» SET EXERCISE: Output each entry verbatim and exclude every picture from it.

---

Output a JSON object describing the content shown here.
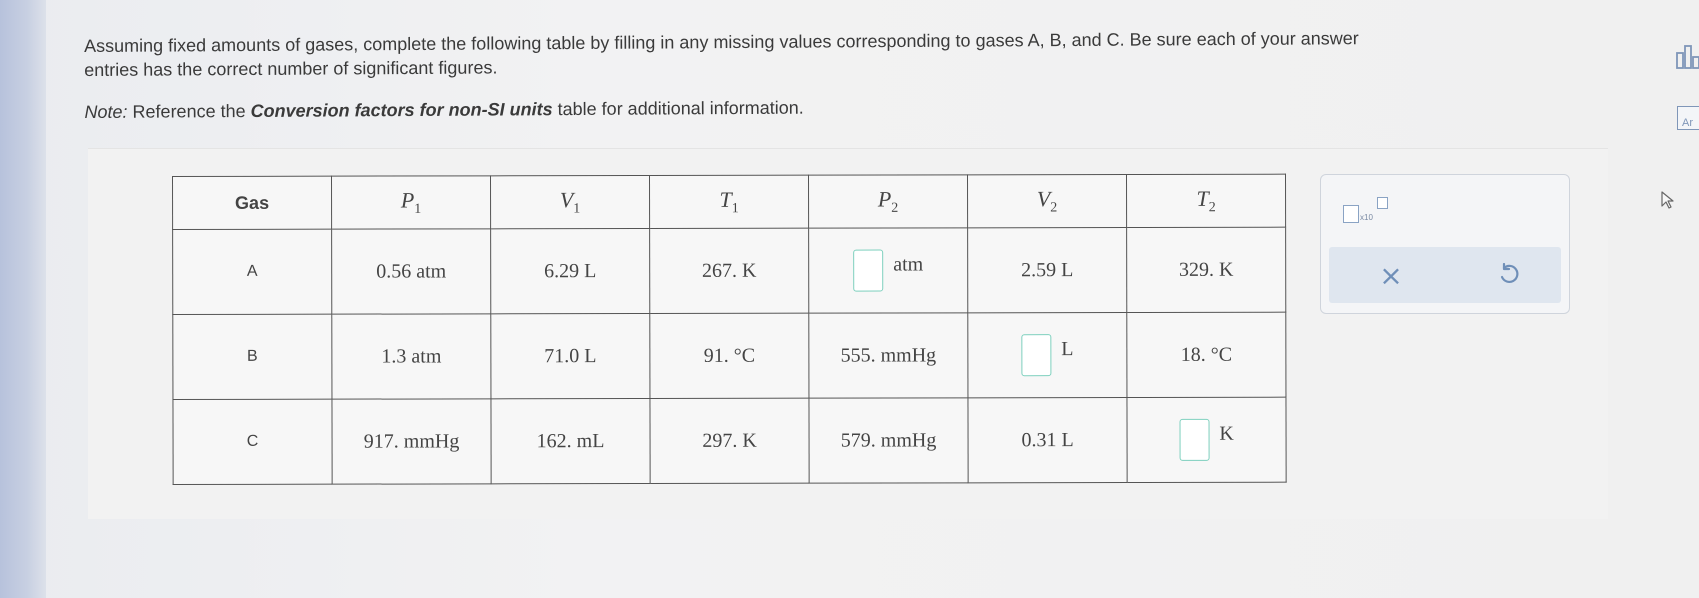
{
  "instructions": {
    "line1": "Assuming fixed amounts of gases, complete the following table by filling in any missing values corresponding to gases A, B, and C. Be sure each of your answer",
    "line2": "entries has the correct number of significant figures.",
    "note_label": "Note:",
    "note_pre": " Reference the ",
    "note_bold": "Conversion factors for non-SI units",
    "note_post": " table for additional information."
  },
  "table": {
    "headers": {
      "gas": "Gas",
      "p1": "P",
      "p1_sub": "1",
      "v1": "V",
      "v1_sub": "1",
      "t1": "T",
      "t1_sub": "1",
      "p2": "P",
      "p2_sub": "2",
      "v2": "V",
      "v2_sub": "2",
      "t2": "T",
      "t2_sub": "2"
    },
    "rows": [
      {
        "gas": "A",
        "p1": "0.56 atm",
        "v1": "6.29 L",
        "t1": "267. K",
        "p2_unit": "atm",
        "v2": "2.59 L",
        "t2": "329. K"
      },
      {
        "gas": "B",
        "p1": "1.3 atm",
        "v1": "71.0 L",
        "t1": "91. °C",
        "p2": "555. mmHg",
        "v2_unit": "L",
        "t2": "18. °C"
      },
      {
        "gas": "C",
        "p1": "917. mmHg",
        "v1": "162. mL",
        "t1": "297. K",
        "p2": "579. mmHg",
        "v2": "0.31 L",
        "t2_unit": "K"
      }
    ]
  },
  "tool_panel": {
    "sci_notation_label": "x10",
    "clear_icon": "close-icon",
    "undo_icon": "undo-icon"
  },
  "sidebar": {
    "bars_icon": "bar-chart-icon",
    "ar_label": "Ar"
  },
  "colors": {
    "accent": "#6f8fb8",
    "answer_box_border": "#7ed0be"
  }
}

---

» OUTPUT FOR THIS TASK:
Output a JSON object describing the content shown here.
{
  "instructions": {
    "line1": "Assuming fixed amounts of gases, complete the following table by filling in any missing values corresponding to gases A, B, and C. Be sure each of your answer",
    "line2": "entries has the correct number of significant figures.",
    "note_label": "Note:",
    "note_pre": " Reference the ",
    "note_bold": "Conversion factors for non-SI units",
    "note_post": " table for additional information."
  },
  "table": {
    "headers": {
      "gas": "Gas",
      "p1": "P",
      "p1_sub": "1",
      "v1": "V",
      "v1_sub": "1",
      "t1": "T",
      "t1_sub": "1",
      "p2": "P",
      "p2_sub": "2",
      "v2": "V",
      "v2_sub": "2",
      "t2": "T",
      "t2_sub": "2"
    },
    "rows": [
      {
        "gas": "A",
        "p1": "0.56 atm",
        "v1": "6.29 L",
        "t1": "267. K",
        "p2_unit": "atm",
        "v2": "2.59 L",
        "t2": "329. K"
      },
      {
        "gas": "B",
        "p1": "1.3 atm",
        "v1": "71.0 L",
        "t1": "91. °C",
        "p2": "555. mmHg",
        "v2_unit": "L",
        "t2": "18. °C"
      },
      {
        "gas": "C",
        "p1": "917. mmHg",
        "v1": "162. mL",
        "t1": "297. K",
        "p2": "579. mmHg",
        "v2": "0.31 L",
        "t2_unit": "K"
      }
    ]
  },
  "tool_panel": {
    "sci_notation_label": "x10",
    "clear_icon": "close-icon",
    "undo_icon": "undo-icon"
  },
  "sidebar": {
    "bars_icon": "bar-chart-icon",
    "ar_label": "Ar"
  },
  "colors": {
    "accent": "#6f8fb8",
    "answer_box_border": "#7ed0be"
  }
}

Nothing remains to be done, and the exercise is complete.